__To be done__: It is required that all of the data be written out exactly.

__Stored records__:
##############################

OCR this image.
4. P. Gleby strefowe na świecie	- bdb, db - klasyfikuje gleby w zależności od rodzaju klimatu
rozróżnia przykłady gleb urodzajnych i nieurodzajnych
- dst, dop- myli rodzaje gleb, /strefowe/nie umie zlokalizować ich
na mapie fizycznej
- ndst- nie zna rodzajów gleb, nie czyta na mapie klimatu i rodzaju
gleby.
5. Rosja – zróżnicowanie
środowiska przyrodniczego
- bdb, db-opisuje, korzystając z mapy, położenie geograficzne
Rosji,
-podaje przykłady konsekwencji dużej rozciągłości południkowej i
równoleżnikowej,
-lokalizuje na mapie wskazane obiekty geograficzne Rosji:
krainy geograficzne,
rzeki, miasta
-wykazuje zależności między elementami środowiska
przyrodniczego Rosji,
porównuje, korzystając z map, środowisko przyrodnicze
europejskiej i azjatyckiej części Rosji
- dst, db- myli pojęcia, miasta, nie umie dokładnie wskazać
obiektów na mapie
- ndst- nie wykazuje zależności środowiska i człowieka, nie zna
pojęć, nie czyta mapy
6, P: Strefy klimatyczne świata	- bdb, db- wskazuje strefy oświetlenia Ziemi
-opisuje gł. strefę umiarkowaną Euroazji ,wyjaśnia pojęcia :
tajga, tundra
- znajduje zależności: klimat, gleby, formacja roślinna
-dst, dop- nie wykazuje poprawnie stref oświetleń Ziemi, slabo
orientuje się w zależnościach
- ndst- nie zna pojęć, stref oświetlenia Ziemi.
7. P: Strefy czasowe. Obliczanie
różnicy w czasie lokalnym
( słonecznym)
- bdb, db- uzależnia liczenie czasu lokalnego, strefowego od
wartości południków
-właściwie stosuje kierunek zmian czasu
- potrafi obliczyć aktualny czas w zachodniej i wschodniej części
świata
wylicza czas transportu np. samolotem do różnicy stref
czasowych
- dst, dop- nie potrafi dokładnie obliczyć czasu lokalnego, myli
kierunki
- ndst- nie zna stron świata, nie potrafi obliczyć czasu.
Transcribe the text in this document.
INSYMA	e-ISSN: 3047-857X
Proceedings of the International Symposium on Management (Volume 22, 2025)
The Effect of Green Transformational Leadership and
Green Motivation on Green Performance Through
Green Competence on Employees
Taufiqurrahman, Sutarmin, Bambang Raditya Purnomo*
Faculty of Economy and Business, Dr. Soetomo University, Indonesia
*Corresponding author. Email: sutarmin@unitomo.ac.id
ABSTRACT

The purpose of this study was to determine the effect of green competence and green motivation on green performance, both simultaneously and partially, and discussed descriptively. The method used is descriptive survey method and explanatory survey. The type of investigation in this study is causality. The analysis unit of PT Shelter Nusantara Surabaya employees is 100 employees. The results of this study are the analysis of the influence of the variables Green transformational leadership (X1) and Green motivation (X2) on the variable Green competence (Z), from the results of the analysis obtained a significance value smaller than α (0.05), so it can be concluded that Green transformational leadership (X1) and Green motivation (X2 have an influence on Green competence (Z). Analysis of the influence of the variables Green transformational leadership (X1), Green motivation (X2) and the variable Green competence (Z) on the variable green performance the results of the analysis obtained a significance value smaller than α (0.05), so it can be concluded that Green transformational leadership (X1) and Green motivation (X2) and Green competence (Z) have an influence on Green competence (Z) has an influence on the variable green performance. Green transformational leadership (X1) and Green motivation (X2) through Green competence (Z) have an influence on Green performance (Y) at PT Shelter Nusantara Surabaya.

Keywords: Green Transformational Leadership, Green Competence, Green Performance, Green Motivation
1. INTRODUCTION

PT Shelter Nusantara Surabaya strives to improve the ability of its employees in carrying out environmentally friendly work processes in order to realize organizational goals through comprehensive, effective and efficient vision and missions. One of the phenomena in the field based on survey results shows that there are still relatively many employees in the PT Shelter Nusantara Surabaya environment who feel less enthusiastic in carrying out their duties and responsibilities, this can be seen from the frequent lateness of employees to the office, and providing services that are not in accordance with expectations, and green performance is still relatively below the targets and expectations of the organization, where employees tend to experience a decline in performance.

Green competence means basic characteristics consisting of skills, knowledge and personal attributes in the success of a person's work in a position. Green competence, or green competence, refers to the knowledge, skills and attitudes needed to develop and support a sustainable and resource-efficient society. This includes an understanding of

##############################

__Solution below__:
OCR this image.
4. P. Gleby strefowe na świecie	- bdb, db - klasyfikuje gleby w zależności od rodzaju klimatu
rozróżnia przykłady gleb urodzajnych i nieurodzajnych
- dst, dop- myli rodzaje gleb, /strefowe/nie umie zlokalizować ich
na mapie fizycznej
- ndst- nie zna rodzajów gleb, nie czyta na mapie klimatu i rodzaju
gleby.
5. Rosja – zróżnicowanie
środowiska przyrodniczego
- bdb, db-opisuje, korzystając z mapy, położenie geograficzne
Rosji,
-podaje przykłady konsekwencji dużej rozciągłości południkowej i
równoleżnikowej,
-lokalizuje na mapie wskazane obiekty geograficzne Rosji:
krainy geograficzne,
rzeki, miasta
-wykazuje zależności między elementami środowiska
przyrodniczego Rosji,
porównuje, korzystając z map, środowisko przyrodnicze
europejskiej i azjatyckiej części Rosji
- dst, db- myli pojęcia, miasta, nie umie dokładnie wskazać
obiektów na mapie
- ndst- nie wykazuje zależności środowiska i człowieka, nie zna
pojęć, nie czyta mapy
6, P: Strefy klimatyczne świata	- bdb, db- wskazuje strefy oświetlenia Ziemi
-opisuje gł. strefę umiarkowaną Euroazji ,wyjaśnia pojęcia :
tajga, tundra
- znajduje zależności: klimat, gleby, formacja roślinna
-dst, dop- nie wykazuje poprawnie stref oświetleń Ziemi, slabo
orientuje się w zależnościach
- ndst- nie zna pojęć, stref oświetlenia Ziemi.
7. P: Strefy czasowe. Obliczanie
różnicy w czasie lokalnym
( słonecznym)
- bdb, db- uzależnia liczenie czasu lokalnego, strefowego od
wartości południków
-właściwie stosuje kierunek zmian czasu
- potrafi obliczyć aktualny czas w zachodniej i wschodniej części
świata
wylicza czas transportu np. samolotem do różnicy stref
czasowych
- dst, dop- nie potrafi dokładnie obliczyć czasu lokalnego, myli
kierunki
- ndst- nie zna stron świata, nie potrafi obliczyć czasu.
Transcribe the text in this document.
INSYMA	e-ISSN: 3047-857X
Proceedings of the International Symposium on Management (Volume 22, 2025)
The Effect of Green Transformational Leadership and
Green Motivation on Green Performance Through
Green Competence on Employees
Taufiqurrahman, Sutarmin, Bambang Raditya Purnomo*
Faculty of Economy and Business, Dr. Soetomo University, Indonesia
*Corresponding author. Email: sutarmin@unitomo.ac.id
ABSTRACT

The purpose of this study was to determine the effect of green competence and green motivation on green performance, both simultaneously and partially, and discussed descriptively. The method used is descriptive survey method and explanatory survey. The type of investigation in this study is causality. The analysis unit of PT Shelter Nusantara Surabaya employees is 100 employees. The results of this study are the analysis of the influence of the variables Green transformational leadership (X1) and Green motivation (X2) on the variable Green competence (Z), from the results of the analysis obtained a significance value smaller than α (0.05), so it can be concluded that Green transformational leadership (X1) and Green motivation (X2 have an influence on Green competence (Z). Analysis of the influence of the variables Green transformational leadership (X1), Green motivation (X2) and the variable Green competence (Z) on the variable green performance the results of the analysis obtained a significance value smaller than α (0.05), so it can be concluded that Green transformational leadership (X1) and Green motivation (X2) and Green competence (Z) have an influence on Green competence (Z) has an influence on the variable green performance. Green transformational leadership (X1) and Green motivation (X2) through Green competence (Z) have an influence on Green performance (Y) at PT Shelter Nusantara Surabaya.

Keywords: Green Transformational Leadership, Green Competence, Green Performance, Green Motivation
1. INTRODUCTION

PT Shelter Nusantara Surabaya strives to improve the ability of its employees in carrying out environmentally friendly work processes in order to realize organizational goals through comprehensive, effective and efficient vision and missions. One of the phenomena in the field based on survey results shows that there are still relatively many employees in the PT Shelter Nusantara Surabaya environment who feel less enthusiastic in carrying out their duties and responsibilities, this can be seen from the frequent lateness of employees to the office, and providing services that are not in accordance with expectations, and green performance is still relatively below the targets and expectations of the organization, where employees tend to experience a decline in performance.

Green competence means basic characteristics consisting of skills, knowledge and personal attributes in the success of a person's work in a position. Green competence, or green competence, refers to the knowledge, skills and attitudes needed to develop and support a sustainable and resource-efficient society. This includes an understanding of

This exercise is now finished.